Your task is to transcribe all of the records exactly and leave out the pictures.
** Start of DATA RECORDS **
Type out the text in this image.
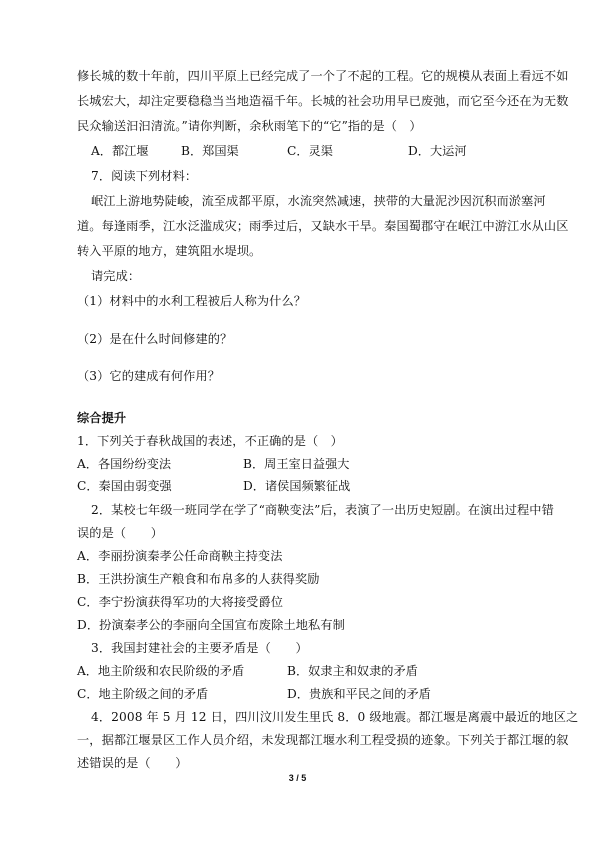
修长城的数十年前，四川平原上已经完成了一个了不起的工程。它的规模从表面上看远不如
长城宏大，却注定要稳稳当当地造福千年。长城的社会功用早已废弛，而它至今还在为无数
民众输送汩汩清流。”请你判断，余秋雨笔下的“它”指的是（　）
A．都江堰	B．郑国渠	C．灵渠	D．大运河
7．阅读下列材料：
岷江上游地势陡峻，流至成都平原，水流突然减速，挟带的大量泥沙因沉积而淤塞河
道。每逢雨季，江水泛滥成灾；雨季过后，又缺水干旱。秦国蜀郡守在岷江中游江水从山区
转入平原的地方，建筑阻水堤坝。
请完成：
（1）材料中的水利工程被后人称为什么？
（2）是在什么时间修建的？
（3）它的建成有何作用？
综合提升
1．下列关于春秋战国的表述，不正确的是（　）
A．各国纷纷变法	B．周王室日益强大
C．秦国由弱变强	D．诸侯国频繁征战
2．某校七年级一班同学在学了“商鞅变法”后，表演了一出历史短剧。在演出过程中错
误的是（　　）
A．李丽扮演秦孝公任命商鞅主持变法
B．王洪扮演生产粮食和布帛多的人获得奖励
C．李宁扮演获得军功的大将接受爵位
D．扮演秦孝公的李丽向全国宣布废除土地私有制
3．我国封建社会的主要矛盾是（　　）
A．地主阶级和农民阶级的矛盾	B．奴隶主和奴隶的矛盾
C．地主阶级之间的矛盾	D．贵族和平民之间的矛盾
4．2008 年 5 月 12 日，四川汶川发生里氏 8．0 级地震。都江堰是离震中最近的地区之
一，据都江堰景区工作人员介绍，未发现都江堰水利工程受损的迹象。下列关于都江堰的叙
述错误的是（　　）
3 / 5
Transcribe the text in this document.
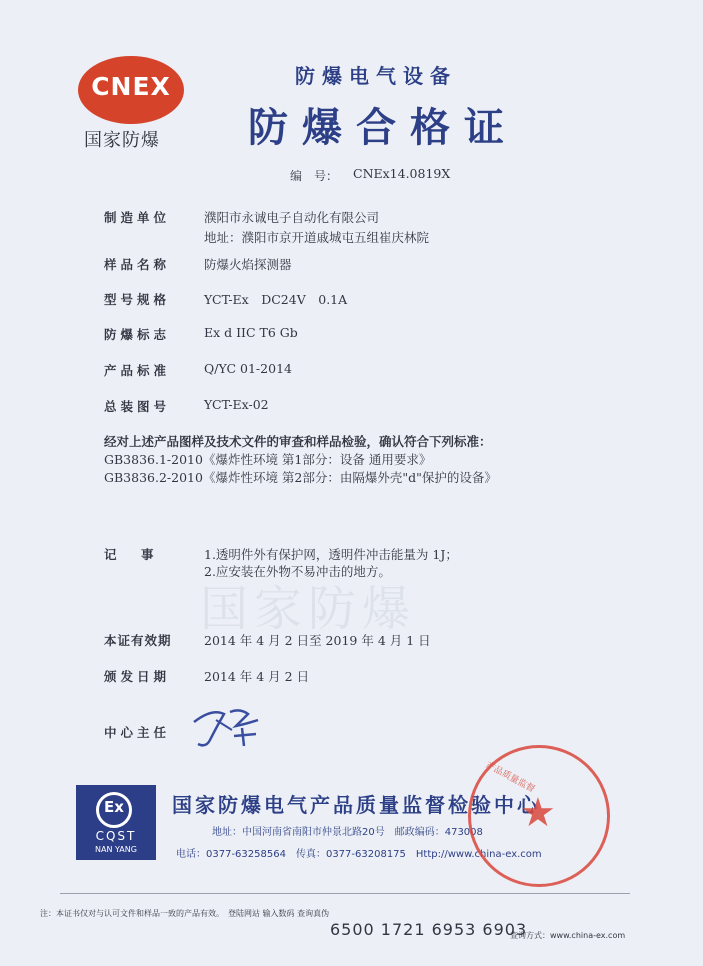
国家防爆
CNEX
国家防爆
防爆电气设备
防爆合格证
编　号： CNEx14.0819X
制造单位	濮阳市永诚电子自动化有限公司
地址：濮阳市京开道戚城屯五组崔庆林院
样品名称	防爆火焰探测器
型号规格	YCT-Ex　DC24V　0.1A
防爆标志	Ex d IIC T6 Gb
产品标准	Q/YC 01-2014
总装图号	YCT-Ex-02
经对上述产品图样及技术文件的审查和样品检验，确认符合下列标准：
GB3836.1-2010《爆炸性环境 第1部分：设备 通用要求》
GB3836.2-2010《爆炸性环境 第2部分：由隔爆外壳"d"保护的设备》
记　事	1.透明件外有保护网，透明件冲击能量为 1J；
2.应安装在外物不易冲击的地方。
本证有效期	2014 年 4 月 2 日至 2019 年 4 月 1 日
颁发日期	2014 年 4 月 2 日
中心主任
Ex
CQST
NAN YANG
国家防爆电气产品质量监督检验中心
地址：中国河南省南阳市仲景北路20号　邮政编码：473008
电话：0377-63258564　传真：0377-63208175　Http://www.china-ex.com
★
产品质量监督
注：本证书仅对与认可文件和样品一致的产品有效。　登陆网站 输入数码 查询真伪
6500 1721 6953 6903
查询方式：www.china-ex.com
** End of DATA RECORDS **
*EXERCISE RESPONSE*
Type out the text in this image.
修长城的数十年前，四川平原上已经完成了一个了不起的工程。它的规模从表面上看远不如
长城宏大，却注定要稳稳当当地造福千年。长城的社会功用早已废弛，而它至今还在为无数
民众输送汩汩清流。”请你判断，余秋雨笔下的“它”指的是（　）
A．都江堰	B．郑国渠	C．灵渠	D．大运河
7．阅读下列材料：
岷江上游地势陡峻，流至成都平原，水流突然减速，挟带的大量泥沙因沉积而淤塞河
道。每逢雨季，江水泛滥成灾；雨季过后，又缺水干旱。秦国蜀郡守在岷江中游江水从山区
转入平原的地方，建筑阻水堤坝。
请完成：
（1）材料中的水利工程被后人称为什么？
（2）是在什么时间修建的？
（3）它的建成有何作用？
综合提升
1．下列关于春秋战国的表述，不正确的是（　）
A．各国纷纷变法	B．周王室日益强大
C．秦国由弱变强	D．诸侯国频繁征战
2．某校七年级一班同学在学了“商鞅变法”后，表演了一出历史短剧。在演出过程中错
误的是（　　）
A．李丽扮演秦孝公任命商鞅主持变法
B．王洪扮演生产粮食和布帛多的人获得奖励
C．李宁扮演获得军功的大将接受爵位
D．扮演秦孝公的李丽向全国宣布废除土地私有制
3．我国封建社会的主要矛盾是（　　）
A．地主阶级和农民阶级的矛盾	B．奴隶主和奴隶的矛盾
C．地主阶级之间的矛盾	D．贵族和平民之间的矛盾
4．2008 年 5 月 12 日，四川汶川发生里氏 8．0 级地震。都江堰是离震中最近的地区之
一，据都江堰景区工作人员介绍，未发现都江堰水利工程受损的迹象。下列关于都江堰的叙
述错误的是（　　）
3 / 5
Transcribe the text in this document.
国家防爆
CNEX
国家防爆
防爆电气设备
防爆合格证
编　号： CNEx14.0819X
制造单位	濮阳市永诚电子自动化有限公司
地址：濮阳市京开道戚城屯五组崔庆林院
样品名称	防爆火焰探测器
型号规格	YCT-Ex　DC24V　0.1A
防爆标志	Ex d IIC T6 Gb
产品标准	Q/YC 01-2014
总装图号	YCT-Ex-02
经对上述产品图样及技术文件的审查和样品检验，确认符合下列标准：
GB3836.1-2010《爆炸性环境 第1部分：设备 通用要求》
GB3836.2-2010《爆炸性环境 第2部分：由隔爆外壳"d"保护的设备》
记　事	1.透明件外有保护网，透明件冲击能量为 1J；
2.应安装在外物不易冲击的地方。
本证有效期	2014 年 4 月 2 日至 2019 年 4 月 1 日
颁发日期	2014 年 4 月 2 日
中心主任
Ex
CQST
NAN YANG
国家防爆电气产品质量监督检验中心
地址：中国河南省南阳市仲景北路20号　邮政编码：473008
电话：0377-63258564　传真：0377-63208175　Http://www.china-ex.com
★
产品质量监督
注：本证书仅对与认可文件和样品一致的产品有效。　登陆网站 输入数码 查询真伪
6500 1721 6953 6903
查询方式：www.china-ex.com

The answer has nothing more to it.